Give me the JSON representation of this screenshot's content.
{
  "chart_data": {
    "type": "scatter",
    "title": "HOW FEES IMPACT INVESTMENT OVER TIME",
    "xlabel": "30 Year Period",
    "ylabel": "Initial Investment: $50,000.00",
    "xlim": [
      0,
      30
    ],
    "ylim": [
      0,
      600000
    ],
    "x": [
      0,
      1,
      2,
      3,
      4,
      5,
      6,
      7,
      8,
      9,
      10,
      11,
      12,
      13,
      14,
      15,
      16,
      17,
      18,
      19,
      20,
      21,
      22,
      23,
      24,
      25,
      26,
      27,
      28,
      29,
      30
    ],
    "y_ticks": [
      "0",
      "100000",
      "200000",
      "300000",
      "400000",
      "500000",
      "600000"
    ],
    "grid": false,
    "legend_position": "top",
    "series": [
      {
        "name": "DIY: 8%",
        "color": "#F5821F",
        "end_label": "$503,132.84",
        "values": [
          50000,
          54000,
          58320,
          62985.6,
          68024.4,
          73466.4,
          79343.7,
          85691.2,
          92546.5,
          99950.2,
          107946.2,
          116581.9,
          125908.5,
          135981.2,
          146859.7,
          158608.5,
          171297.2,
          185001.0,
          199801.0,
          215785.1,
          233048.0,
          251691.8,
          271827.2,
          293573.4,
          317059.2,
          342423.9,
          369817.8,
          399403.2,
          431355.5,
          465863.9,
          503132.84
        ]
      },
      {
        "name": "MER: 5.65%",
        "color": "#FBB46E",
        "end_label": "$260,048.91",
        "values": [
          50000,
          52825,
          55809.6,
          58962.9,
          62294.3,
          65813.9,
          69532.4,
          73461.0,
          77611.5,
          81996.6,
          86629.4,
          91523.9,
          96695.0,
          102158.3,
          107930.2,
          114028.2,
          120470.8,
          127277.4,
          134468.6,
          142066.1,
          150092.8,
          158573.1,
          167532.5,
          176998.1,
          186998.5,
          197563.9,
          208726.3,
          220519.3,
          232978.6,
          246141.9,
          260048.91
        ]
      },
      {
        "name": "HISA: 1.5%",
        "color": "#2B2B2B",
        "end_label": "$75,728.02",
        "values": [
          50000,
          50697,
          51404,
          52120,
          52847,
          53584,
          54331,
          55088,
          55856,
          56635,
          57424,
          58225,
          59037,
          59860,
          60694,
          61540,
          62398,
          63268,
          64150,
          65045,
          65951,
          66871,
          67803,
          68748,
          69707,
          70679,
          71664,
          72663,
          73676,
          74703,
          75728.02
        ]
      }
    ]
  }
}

::::

# [WHAT THE TASK ASKS]
Retype the entries one by one, exactly.

# [OUTPUT OF THE TASK]
Give me the JSON representation of this screenshot's content.
{
  "chart_data": {
    "type": "scatter",
    "title": "HOW FEES IMPACT INVESTMENT OVER TIME",
    "xlabel": "30 Year Period",
    "ylabel": "Initial Investment: $50,000.00",
    "xlim": [
      0,
      30
    ],
    "ylim": [
      0,
      600000
    ],
    "x": [
      0,
      1,
      2,
      3,
      4,
      5,
      6,
      7,
      8,
      9,
      10,
      11,
      12,
      13,
      14,
      15,
      16,
      17,
      18,
      19,
      20,
      21,
      22,
      23,
      24,
      25,
      26,
      27,
      28,
      29,
      30
    ],
    "y_ticks": [
      "0",
      "100000",
      "200000",
      "300000",
      "400000",
      "500000",
      "600000"
    ],
    "grid": false,
    "legend_position": "top",
    "series": [
      {
        "name": "DIY: 8%",
        "color": "#F5821F",
        "end_label": "$503,132.84",
        "values": [
          50000,
          54000,
          58320,
          62985.6,
          68024.4,
          73466.4,
          79343.7,
          85691.2,
          92546.5,
          99950.2,
          107946.2,
          116581.9,
          125908.5,
          135981.2,
          146859.7,
          158608.5,
          171297.2,
          185001.0,
          199801.0,
          215785.1,
          233048.0,
          251691.8,
          271827.2,
          293573.4,
          317059.2,
          342423.9,
          369817.8,
          399403.2,
          431355.5,
          465863.9,
          503132.84
        ]
      },
      {
        "name": "MER: 5.65%",
        "color": "#FBB46E",
        "end_label": "$260,048.91",
        "values": [
          50000,
          52825,
          55809.6,
          58962.9,
          62294.3,
          65813.9,
          69532.4,
          73461.0,
          77611.5,
          81996.6,
          86629.4,
          91523.9,
          96695.0,
          102158.3,
          107930.2,
          114028.2,
          120470.8,
          127277.4,
          134468.6,
          142066.1,
          150092.8,
          158573.1,
          167532.5,
          176998.1,
          186998.5,
          197563.9,
          208726.3,
          220519.3,
          232978.6,
          246141.9,
          260048.91
        ]
      },
      {
        "name": "HISA: 1.5%",
        "color": "#2B2B2B",
        "end_label": "$75,728.02",
        "values": [
          50000,
          50697,
          51404,
          52120,
          52847,
          53584,
          54331,
          55088,
          55856,
          56635,
          57424,
          58225,
          59037,
          59860,
          60694,
          61540,
          62398,
          63268,
          64150,
          65045,
          65951,
          66871,
          67803,
          68748,
          69707,
          70679,
          71664,
          72663,
          73676,
          74703,
          75728.02
        ]
      }
    ]
  }
}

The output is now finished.